[EXTRACTED TEXT]
>>

Since The Princess in the Birdcage Kingdom is aimed at a younger audience than xxxHolic, producer Tetsuya Natakate wanted to emphasize action scenes to make it enjoyable and hired young animators to give "a brand-new look to [the] anime [of Tsubasa: Reservoir Chronicle]". Yasunori Miyazawa was in charge of the storyboards. After a discussion with director Kawasaki, it was decided that the film's setting would resemble Okinawa. Yuki Kajiura was asked to compose a score different from that of the TV series to convey the characters' state of mind, and Natakate was pleased with the result. CLAMP member and leader Ageha Ohkawa liked the way the films were connected, despite their different themes.

The film has two pieces of theme music. "Aerial", its opening theme, is performed by Kinya Kotani and "Amrita" (its closing theme) is performed by Yui Makino. Before the film's premiere, an event was held at Shibuya Tower Records in which Kotani performed "Amrita" and the Japanese cast discussed the film. Both songs were released as singles in Japan on August 17, 2005. When he composed "Aerial", Kotani focused on the word "aerial" and lyrically compared the Tsubasa Chronicle universe with everything he had written so far. The film began development as a 30-minute-long title, making Kawasaki focus on animation quality to make it stand out from the TV episodes. Background content expanding the film's world was cut for length.

==Release==
The film was released in Japan on August 20, 2005. Shochiku released the film's DVD version on February 25, 2006, in Japan, in regular and premium editions. Funimation Entertainment announced their licensing of the film, with Tsubasas first anime season and xxxHolic, in the February 2006 issue of Anime Insider. The film was released as an English-language DVD on February 19, 2009, in North America as a double feature with xxxHolic. On May 4, 2010, Funimation re-released the double feature in Blu-ray format, including the extras in the original DVD release. In Australia, the double-feature DVD was released on July 23, 2008, by Madman Entertainment. The film was released with a DVD box set, Tsubasa Reservoir Chronicle: Collected Memories Box Set (the anime's first season), on January 19, 2010, and was re-released in Blu-ray format on May 4 with the anime's second season.

<<

[RECORDED DATA]
>>

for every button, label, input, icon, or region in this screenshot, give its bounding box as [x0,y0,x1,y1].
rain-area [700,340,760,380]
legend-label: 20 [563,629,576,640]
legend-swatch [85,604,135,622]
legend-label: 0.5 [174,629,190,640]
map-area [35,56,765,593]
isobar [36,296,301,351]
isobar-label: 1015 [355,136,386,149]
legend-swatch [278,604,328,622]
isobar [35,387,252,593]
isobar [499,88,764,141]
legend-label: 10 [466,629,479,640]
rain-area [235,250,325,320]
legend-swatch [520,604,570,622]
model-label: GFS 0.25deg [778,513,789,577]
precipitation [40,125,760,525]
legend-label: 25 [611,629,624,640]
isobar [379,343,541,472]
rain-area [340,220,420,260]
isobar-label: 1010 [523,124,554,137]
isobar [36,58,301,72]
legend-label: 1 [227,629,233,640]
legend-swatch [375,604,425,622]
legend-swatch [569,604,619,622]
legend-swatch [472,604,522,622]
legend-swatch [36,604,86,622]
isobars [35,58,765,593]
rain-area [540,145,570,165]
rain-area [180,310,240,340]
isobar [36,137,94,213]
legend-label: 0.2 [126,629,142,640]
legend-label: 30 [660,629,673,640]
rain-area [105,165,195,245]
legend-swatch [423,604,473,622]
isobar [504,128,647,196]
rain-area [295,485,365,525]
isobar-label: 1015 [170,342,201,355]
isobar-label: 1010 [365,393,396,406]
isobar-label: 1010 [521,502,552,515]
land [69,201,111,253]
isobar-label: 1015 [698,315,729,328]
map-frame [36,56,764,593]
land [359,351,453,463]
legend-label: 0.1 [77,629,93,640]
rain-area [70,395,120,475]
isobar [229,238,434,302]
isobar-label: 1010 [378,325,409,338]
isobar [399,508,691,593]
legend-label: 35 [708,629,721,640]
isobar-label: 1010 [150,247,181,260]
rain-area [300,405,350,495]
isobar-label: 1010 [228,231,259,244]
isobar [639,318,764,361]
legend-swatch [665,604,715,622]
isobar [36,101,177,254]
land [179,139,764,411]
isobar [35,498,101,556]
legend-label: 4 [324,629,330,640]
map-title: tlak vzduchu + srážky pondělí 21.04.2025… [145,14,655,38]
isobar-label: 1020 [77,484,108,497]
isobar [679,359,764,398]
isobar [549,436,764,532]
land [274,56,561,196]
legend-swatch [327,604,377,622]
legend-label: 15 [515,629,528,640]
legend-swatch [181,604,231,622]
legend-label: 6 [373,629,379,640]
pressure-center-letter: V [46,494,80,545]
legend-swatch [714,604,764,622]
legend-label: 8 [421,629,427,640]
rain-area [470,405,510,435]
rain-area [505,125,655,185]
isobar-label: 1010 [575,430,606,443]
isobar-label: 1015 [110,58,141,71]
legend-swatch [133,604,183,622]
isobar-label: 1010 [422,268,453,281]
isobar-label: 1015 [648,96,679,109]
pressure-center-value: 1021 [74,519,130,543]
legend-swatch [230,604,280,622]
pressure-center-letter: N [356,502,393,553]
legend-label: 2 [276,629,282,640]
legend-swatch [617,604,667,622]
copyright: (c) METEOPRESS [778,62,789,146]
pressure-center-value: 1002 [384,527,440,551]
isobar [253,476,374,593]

<<

[ASSIGNED TASK A]
Answer these questions from the text on the Birdcage Kingdom film:
(i) Who was in charge of the storyboards?
(ii) Who performs the closing theme "Amrita"?
(iii) On what date was the film released in Japan?
[ASSIGNED TASK B] Please translate this sentence from the text on the Birdcage Kingdom film into Spanish: "Background content expanding the film's world was cut for length."
[ASSIGNED TASK C]
Decide whether each statement agrees with the text on the Birdcage Kingdom film, and back each answer with a quotation.
(i) The film's setting was made to resemble Okinawa.
(ii) Yuki Kajiura was asked to reuse the score from the TV series.
(iii) Madman Entertainment released the double-feature DVD in Australia.
The items stand apart from the text on the Birdcage Kingdom film.

[EXERCISE OUTPUT A]
(i) Yasunori Miyazawa
(ii) Yui Makino
(iii) August 20, 2005

[EXERCISE OUTPUT B] El contenido de fondo que ampliaba el mundo de la película se recortó por razones de duración.

[EXERCISE OUTPUT C]
(i) Yes: "it was decided that the film's setting would resemble Okinawa"
(ii) No: "Yuki Kajiura was asked to compose a score different from that of the TV series"
(iii) Yes: "In Australia, the double-feature DVD was released on July 23, 2008, by Madman Entertainment"